===== RECORDS TO PROCESS
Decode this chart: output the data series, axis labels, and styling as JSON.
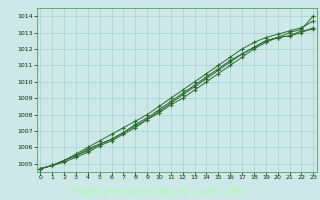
{
  "x": [
    0,
    1,
    2,
    3,
    4,
    5,
    6,
    7,
    8,
    9,
    10,
    11,
    12,
    13,
    14,
    15,
    16,
    17,
    18,
    19,
    20,
    21,
    22,
    23
  ],
  "line1": [
    1004.7,
    1004.9,
    1005.2,
    1005.5,
    1005.9,
    1006.2,
    1006.5,
    1006.9,
    1007.3,
    1007.7,
    1008.1,
    1008.6,
    1009.0,
    1009.5,
    1010.0,
    1010.5,
    1011.0,
    1011.5,
    1012.0,
    1012.4,
    1012.7,
    1013.0,
    1013.2,
    1014.0
  ],
  "line2": [
    1004.7,
    1004.9,
    1005.1,
    1005.4,
    1005.7,
    1006.1,
    1006.4,
    1006.8,
    1007.2,
    1007.7,
    1008.2,
    1008.7,
    1009.2,
    1009.7,
    1010.2,
    1010.7,
    1011.2,
    1011.7,
    1012.1,
    1012.5,
    1012.7,
    1012.8,
    1013.0,
    1013.3
  ],
  "line3": [
    1004.7,
    1004.9,
    1005.2,
    1005.5,
    1005.8,
    1006.2,
    1006.5,
    1006.9,
    1007.4,
    1007.8,
    1008.3,
    1008.8,
    1009.3,
    1009.8,
    1010.3,
    1010.8,
    1011.3,
    1011.7,
    1012.1,
    1012.5,
    1012.7,
    1012.8,
    1013.1,
    1013.2
  ],
  "line4": [
    1004.7,
    1004.9,
    1005.2,
    1005.6,
    1006.0,
    1006.4,
    1006.8,
    1007.2,
    1007.6,
    1008.0,
    1008.5,
    1009.0,
    1009.5,
    1010.0,
    1010.5,
    1011.0,
    1011.5,
    1012.0,
    1012.4,
    1012.7,
    1012.9,
    1013.1,
    1013.3,
    1013.7
  ],
  "bg_color": "#cce8e8",
  "grid_color": "#aacfcf",
  "line_color": "#2d6a2d",
  "xlabel": "Graphe pression niveau de la mer (hPa)",
  "xlabel_bg": "#005500",
  "xlabel_fg": "#aaffaa",
  "ylim": [
    1004.5,
    1014.5
  ],
  "xlim": [
    -0.3,
    23.3
  ],
  "yticks": [
    1005,
    1006,
    1007,
    1008,
    1009,
    1010,
    1011,
    1012,
    1013,
    1014
  ],
  "xticks": [
    0,
    1,
    2,
    3,
    4,
    5,
    6,
    7,
    8,
    9,
    10,
    11,
    12,
    13,
    14,
    15,
    16,
    17,
    18,
    19,
    20,
    21,
    22,
    23
  ]
}
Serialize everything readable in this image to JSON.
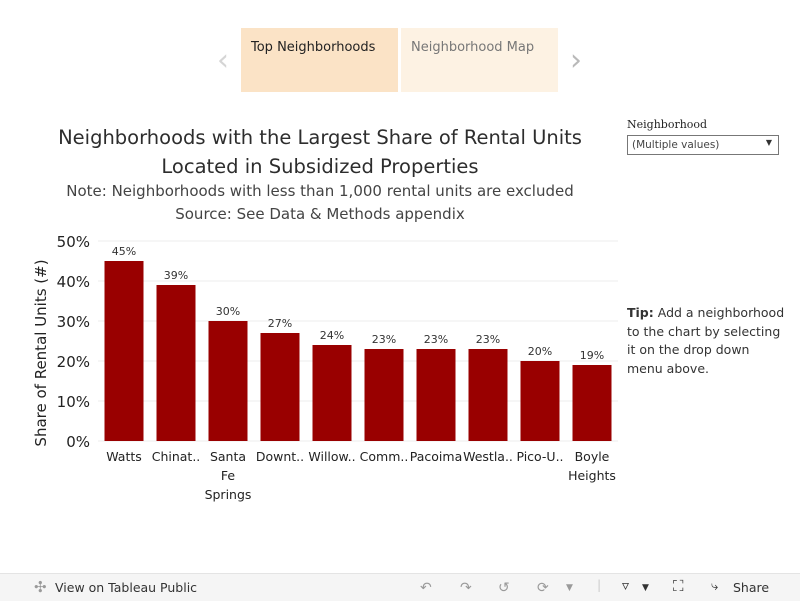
{
  "story": {
    "tabs": [
      {
        "label": "Top Neighborhoods",
        "active": true
      },
      {
        "label": "Neighborhood Map",
        "active": false
      }
    ]
  },
  "filter": {
    "label": "Neighborhood",
    "value": "(Multiple values)"
  },
  "tip": {
    "bold": "Tip:",
    "text": " Add a neighborhood to the chart by selecting it on the drop down menu above."
  },
  "footer": {
    "view_label": "View on Tableau Public",
    "share_label": "Share"
  },
  "chart_data": {
    "type": "bar",
    "title": "Neighborhoods with the Largest Share of Rental Units Located in Subsidized Properties",
    "subtitle": "Note: Neighborhoods with less than 1,000 rental units are excluded",
    "source": "Source: See Data & Methods appendix",
    "ylabel": "Share of Rental Units (#)",
    "xlabel": "",
    "categories": [
      [
        "Watts"
      ],
      [
        "Chinat.."
      ],
      [
        "Santa",
        "Fe",
        "Springs"
      ],
      [
        "Downt.."
      ],
      [
        "Willow.."
      ],
      [
        "Comm.."
      ],
      [
        "Pacoima"
      ],
      [
        "Westla.."
      ],
      [
        "Pico-U.."
      ],
      [
        "Boyle",
        "Heights"
      ]
    ],
    "values": [
      45,
      39,
      30,
      27,
      24,
      23,
      23,
      23,
      20,
      19
    ],
    "value_labels": [
      "45%",
      "39%",
      "30%",
      "27%",
      "24%",
      "23%",
      "23%",
      "23%",
      "20%",
      "19%"
    ],
    "yticks": [
      0,
      10,
      20,
      30,
      40,
      50
    ],
    "ytick_labels": [
      "0%",
      "10%",
      "20%",
      "30%",
      "40%",
      "50%"
    ],
    "ylim": [
      0,
      50
    ],
    "grid": true,
    "bar_color": "#990000"
  }
}
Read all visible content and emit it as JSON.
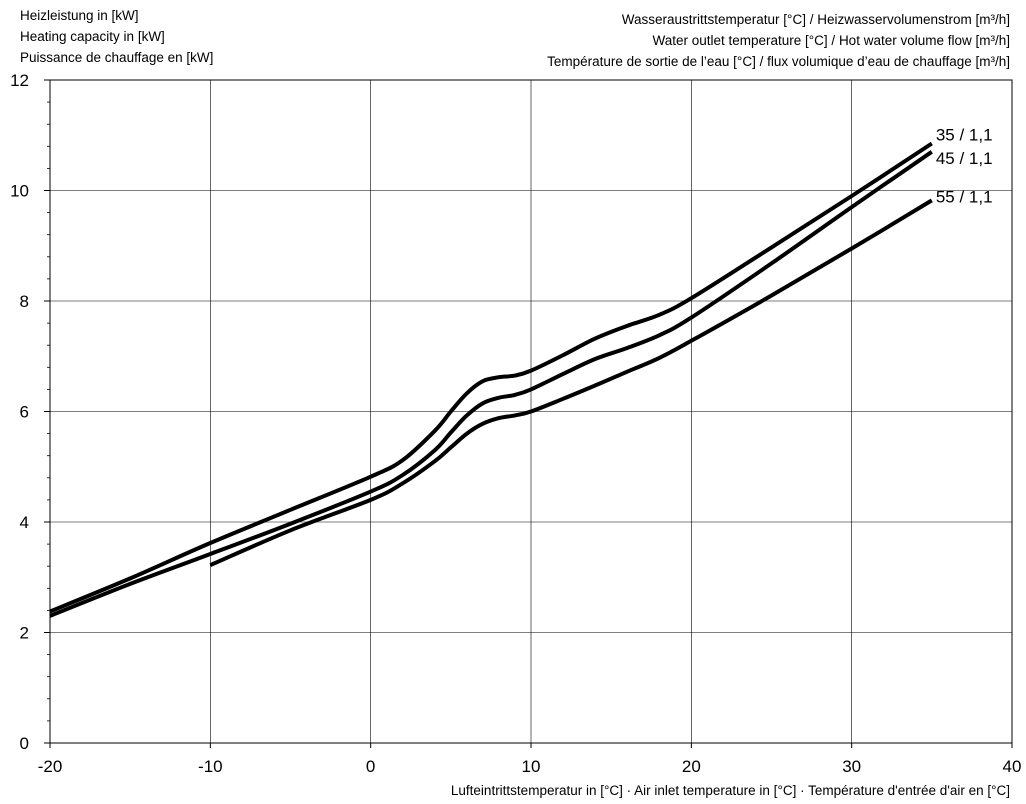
{
  "chart_data": {
    "type": "line",
    "ylabel": [
      "Heizleistung in [kW]",
      "Heating capacity in [kW]",
      "Puissance de chauffage en [kW]"
    ],
    "legend_title": [
      "Wasseraustrittstemperatur [°C] / Heizwasservolumenstrom [m³/h]",
      "Water outlet temperature [°C] / Hot water volume flow [m³/h]",
      "Température de sortie de l’eau [°C] / flux volumique d’eau de chauffage [m³/h]"
    ],
    "xlabel": "Lufteintrittstemperatur in [°C] · Air inlet temperature in [°C] · Température d'entrée d'air en [°C]",
    "xlim": [
      -20,
      40
    ],
    "ylim": [
      0,
      12
    ],
    "x_ticks": [
      -20,
      -10,
      0,
      10,
      20,
      30,
      40
    ],
    "y_ticks": [
      0,
      2,
      4,
      6,
      8,
      10,
      12
    ],
    "y_minor_step": 0.4,
    "grid": true,
    "series": [
      {
        "name": "35 / 1,1",
        "points": [
          [
            -20,
            2.38
          ],
          [
            -15,
            2.98
          ],
          [
            -10,
            3.62
          ],
          [
            -5,
            4.22
          ],
          [
            0,
            4.82
          ],
          [
            2,
            5.12
          ],
          [
            4,
            5.65
          ],
          [
            5,
            6.0
          ],
          [
            6,
            6.33
          ],
          [
            7,
            6.55
          ],
          [
            8,
            6.62
          ],
          [
            9,
            6.65
          ],
          [
            10,
            6.74
          ],
          [
            12,
            7.02
          ],
          [
            14,
            7.32
          ],
          [
            16,
            7.55
          ],
          [
            18,
            7.75
          ],
          [
            20,
            8.05
          ],
          [
            25,
            8.97
          ],
          [
            30,
            9.9
          ],
          [
            35,
            10.85
          ]
        ]
      },
      {
        "name": "45 / 1,1",
        "points": [
          [
            -20,
            2.3
          ],
          [
            -15,
            2.88
          ],
          [
            -10,
            3.42
          ],
          [
            -5,
            3.97
          ],
          [
            0,
            4.55
          ],
          [
            2,
            4.85
          ],
          [
            4,
            5.3
          ],
          [
            5,
            5.62
          ],
          [
            6,
            5.93
          ],
          [
            7,
            6.15
          ],
          [
            8,
            6.25
          ],
          [
            9,
            6.3
          ],
          [
            10,
            6.4
          ],
          [
            12,
            6.68
          ],
          [
            14,
            6.95
          ],
          [
            16,
            7.15
          ],
          [
            18,
            7.38
          ],
          [
            20,
            7.7
          ],
          [
            25,
            8.68
          ],
          [
            30,
            9.7
          ],
          [
            35,
            10.7
          ]
        ]
      },
      {
        "name": "55 / 1,1",
        "points": [
          [
            -10,
            3.22
          ],
          [
            -5,
            3.85
          ],
          [
            0,
            4.4
          ],
          [
            2,
            4.7
          ],
          [
            4,
            5.1
          ],
          [
            5,
            5.35
          ],
          [
            6,
            5.6
          ],
          [
            7,
            5.78
          ],
          [
            8,
            5.88
          ],
          [
            9,
            5.93
          ],
          [
            10,
            6.0
          ],
          [
            12,
            6.23
          ],
          [
            14,
            6.47
          ],
          [
            16,
            6.72
          ],
          [
            18,
            6.97
          ],
          [
            20,
            7.28
          ],
          [
            25,
            8.1
          ],
          [
            30,
            8.95
          ],
          [
            35,
            9.82
          ]
        ]
      }
    ]
  }
}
==========
## CHALLENGE:
The entries above are to be returned exactly, without their pictures.

## RESULT:
Decode this chart: output the data series, axis labels, and styling as JSON.
{
  "x": [
    0,
    1,
    2,
    3,
    4,
    5,
    6,
    7,
    8,
    9,
    10,
    11,
    12,
    13,
    14,
    15,
    16,
    17,
    18,
    19,
    20,
    21,
    22,
    23
  ],
  "line1": [
    1004.7,
    1004.9,
    1005.2,
    1005.5,
    1005.9,
    1006.2,
    1006.5,
    1006.9,
    1007.3,
    1007.7,
    1008.1,
    1008.6,
    1009.0,
    1009.5,
    1010.0,
    1010.5,
    1011.0,
    1011.5,
    1012.0,
    1012.4,
    1012.7,
    1013.0,
    1013.2,
    1014.0
  ],
  "line2": [
    1004.7,
    1004.9,
    1005.1,
    1005.4,
    1005.7,
    1006.1,
    1006.4,
    1006.8,
    1007.2,
    1007.7,
    1008.2,
    1008.7,
    1009.2,
    1009.7,
    1010.2,
    1010.7,
    1011.2,
    1011.7,
    1012.1,
    1012.5,
    1012.7,
    1012.8,
    1013.0,
    1013.3
  ],
  "line3": [
    1004.7,
    1004.9,
    1005.2,
    1005.5,
    1005.8,
    1006.2,
    1006.5,
    1006.9,
    1007.4,
    1007.8,
    1008.3,
    1008.8,
    1009.3,
    1009.8,
    1010.3,
    1010.8,
    1011.3,
    1011.7,
    1012.1,
    1012.5,
    1012.7,
    1012.8,
    1013.1,
    1013.2
  ],
  "line4": [
    1004.7,
    1004.9,
    1005.2,
    1005.6,
    1006.0,
    1006.4,
    1006.8,
    1007.2,
    1007.6,
    1008.0,
    1008.5,
    1009.0,
    1009.5,
    1010.0,
    1010.5,
    1011.0,
    1011.5,
    1012.0,
    1012.4,
    1012.7,
    1012.9,
    1013.1,
    1013.3,
    1013.7
  ],
  "bg_color": "#cce8e8",
  "grid_color": "#aacfcf",
  "line_color": "#2d6a2d",
  "xlabel": "Graphe pression niveau de la mer (hPa)",
  "xlabel_bg": "#005500",
  "xlabel_fg": "#aaffaa",
  "ylim": [
    1004.5,
    1014.5
  ],
  "xlim": [
    -0.3,
    23.3
  ],
  "yticks": [
    1005,
    1006,
    1007,
    1008,
    1009,
    1010,
    1011,
    1012,
    1013,
    1014
  ],
  "xticks": [
    0,
    1,
    2,
    3,
    4,
    5,
    6,
    7,
    8,
    9,
    10,
    11,
    12,
    13,
    14,
    15,
    16,
    17,
    18,
    19,
    20,
    21,
    22,
    23
  ]
}
Serialize everything readable in this image to JSON.
{
  "story": {
    "tabs": [
      {
        "label": "Top Neighborhoods",
        "active": true
      },
      {
        "label": "Neighborhood Map",
        "active": false
      }
    ]
  },
  "filter": {
    "label": "Neighborhood",
    "value": "(Multiple values)"
  },
  "tip": {
    "bold": "Tip:",
    "text": " Add a neighborhood to the chart by selecting it on the drop down menu above."
  },
  "footer": {
    "view_label": "View on Tableau Public",
    "share_label": "Share"
  },
  "chart_data": {
    "type": "bar",
    "title": "Neighborhoods with the Largest Share of Rental Units Located in Subsidized Properties",
    "subtitle": "Note: Neighborhoods with less than 1,000 rental units are excluded",
    "source": "Source: See Data & Methods appendix",
    "ylabel": "Share of Rental Units (#)",
    "xlabel": "",
    "categories": [
      [
        "Watts"
      ],
      [
        "Chinat.."
      ],
      [
        "Santa",
        "Fe",
        "Springs"
      ],
      [
        "Downt.."
      ],
      [
        "Willow.."
      ],
      [
        "Comm.."
      ],
      [
        "Pacoima"
      ],
      [
        "Westla.."
      ],
      [
        "Pico-U.."
      ],
      [
        "Boyle",
        "Heights"
      ]
    ],
    "values": [
      45,
      39,
      30,
      27,
      24,
      23,
      23,
      23,
      20,
      19
    ],
    "value_labels": [
      "45%",
      "39%",
      "30%",
      "27%",
      "24%",
      "23%",
      "23%",
      "23%",
      "20%",
      "19%"
    ],
    "yticks": [
      0,
      10,
      20,
      30,
      40,
      50
    ],
    "ytick_labels": [
      "0%",
      "10%",
      "20%",
      "30%",
      "40%",
      "50%"
    ],
    "ylim": [
      0,
      50
    ],
    "grid": true,
    "bar_color": "#990000"
  }
}
Read all visible content and emit it as JSON.
{
  "chart_data": {
    "type": "line",
    "ylabel": [
      "Heizleistung in [kW]",
      "Heating capacity in [kW]",
      "Puissance de chauffage en [kW]"
    ],
    "legend_title": [
      "Wasseraustrittstemperatur [°C] / Heizwasservolumenstrom [m³/h]",
      "Water outlet temperature [°C] / Hot water volume flow [m³/h]",
      "Température de sortie de l’eau [°C] / flux volumique d’eau de chauffage [m³/h]"
    ],
    "xlabel": "Lufteintrittstemperatur in [°C] · Air inlet temperature in [°C] · Température d'entrée d'air en [°C]",
    "xlim": [
      -20,
      40
    ],
    "ylim": [
      0,
      12
    ],
    "x_ticks": [
      -20,
      -10,
      0,
      10,
      20,
      30,
      40
    ],
    "y_ticks": [
      0,
      2,
      4,
      6,
      8,
      10,
      12
    ],
    "y_minor_step": 0.4,
    "grid": true,
    "series": [
      {
        "name": "35 / 1,1",
        "points": [
          [
            -20,
            2.38
          ],
          [
            -15,
            2.98
          ],
          [
            -10,
            3.62
          ],
          [
            -5,
            4.22
          ],
          [
            0,
            4.82
          ],
          [
            2,
            5.12
          ],
          [
            4,
            5.65
          ],
          [
            5,
            6.0
          ],
          [
            6,
            6.33
          ],
          [
            7,
            6.55
          ],
          [
            8,
            6.62
          ],
          [
            9,
            6.65
          ],
          [
            10,
            6.74
          ],
          [
            12,
            7.02
          ],
          [
            14,
            7.32
          ],
          [
            16,
            7.55
          ],
          [
            18,
            7.75
          ],
          [
            20,
            8.05
          ],
          [
            25,
            8.97
          ],
          [
            30,
            9.9
          ],
          [
            35,
            10.85
          ]
        ]
      },
      {
        "name": "45 / 1,1",
        "points": [
          [
            -20,
            2.3
          ],
          [
            -15,
            2.88
          ],
          [
            -10,
            3.42
          ],
          [
            -5,
            3.97
          ],
          [
            0,
            4.55
          ],
          [
            2,
            4.85
          ],
          [
            4,
            5.3
          ],
          [
            5,
            5.62
          ],
          [
            6,
            5.93
          ],
          [
            7,
            6.15
          ],
          [
            8,
            6.25
          ],
          [
            9,
            6.3
          ],
          [
            10,
            6.4
          ],
          [
            12,
            6.68
          ],
          [
            14,
            6.95
          ],
          [
            16,
            7.15
          ],
          [
            18,
            7.38
          ],
          [
            20,
            7.7
          ],
          [
            25,
            8.68
          ],
          [
            30,
            9.7
          ],
          [
            35,
            10.7
          ]
        ]
      },
      {
        "name": "55 / 1,1",
        "points": [
          [
            -10,
            3.22
          ],
          [
            -5,
            3.85
          ],
          [
            0,
            4.4
          ],
          [
            2,
            4.7
          ],
          [
            4,
            5.1
          ],
          [
            5,
            5.35
          ],
          [
            6,
            5.6
          ],
          [
            7,
            5.78
          ],
          [
            8,
            5.88
          ],
          [
            9,
            5.93
          ],
          [
            10,
            6.0
          ],
          [
            12,
            6.23
          ],
          [
            14,
            6.47
          ],
          [
            16,
            6.72
          ],
          [
            18,
            6.97
          ],
          [
            20,
            7.28
          ],
          [
            25,
            8.1
          ],
          [
            30,
            8.95
          ],
          [
            35,
            9.82
          ]
        ]
      }
    ]
  }
}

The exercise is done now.